+++ Raw records

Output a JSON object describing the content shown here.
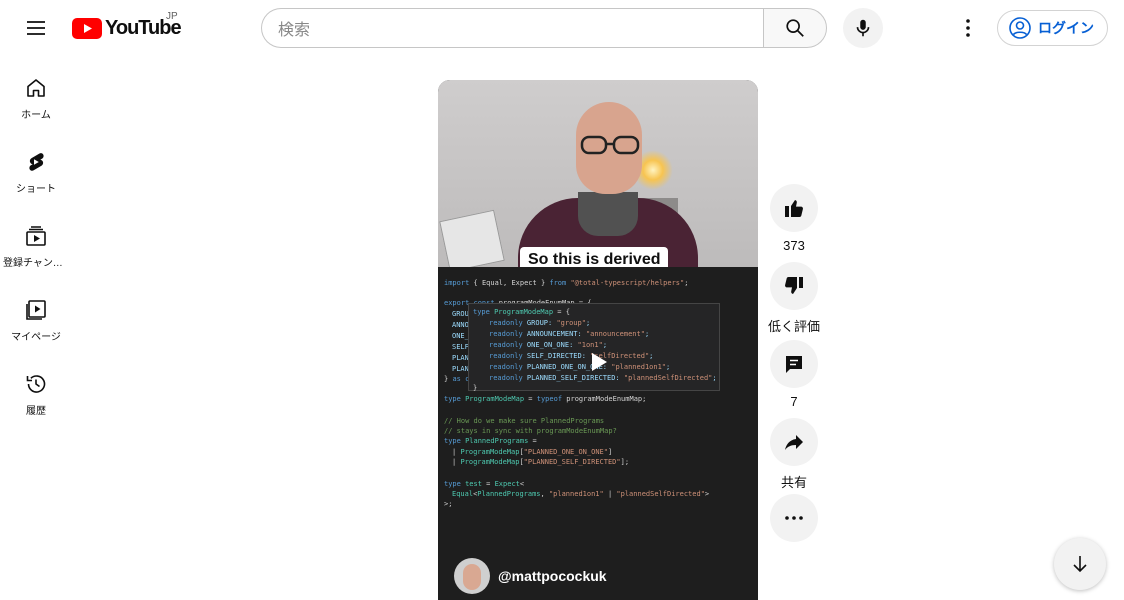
{
  "header": {
    "logo_text": "YouTube",
    "region": "JP",
    "search_placeholder": "検索",
    "login_label": "ログイン"
  },
  "sidebar": {
    "items": [
      {
        "label": "ホーム",
        "icon": "home-icon"
      },
      {
        "label": "ショート",
        "icon": "shorts-icon"
      },
      {
        "label": "登録チャンネル",
        "icon": "subscriptions-icon"
      },
      {
        "label": "マイページ",
        "icon": "library-icon"
      },
      {
        "label": "履歴",
        "icon": "history-icon"
      }
    ]
  },
  "video": {
    "caption": "So this is derived",
    "channel": "@mattpocockuk"
  },
  "actions": {
    "like_count": "373",
    "dislike_label": "低く評価",
    "comment_count": "7",
    "share_label": "共有"
  },
  "colors": {
    "brand_red": "#ff0000",
    "link_blue": "#065fd4"
  }
}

++++++

[Your goal]:
Your answer should be a single number: the count of lines that contain "icon".

[Task solution]:
5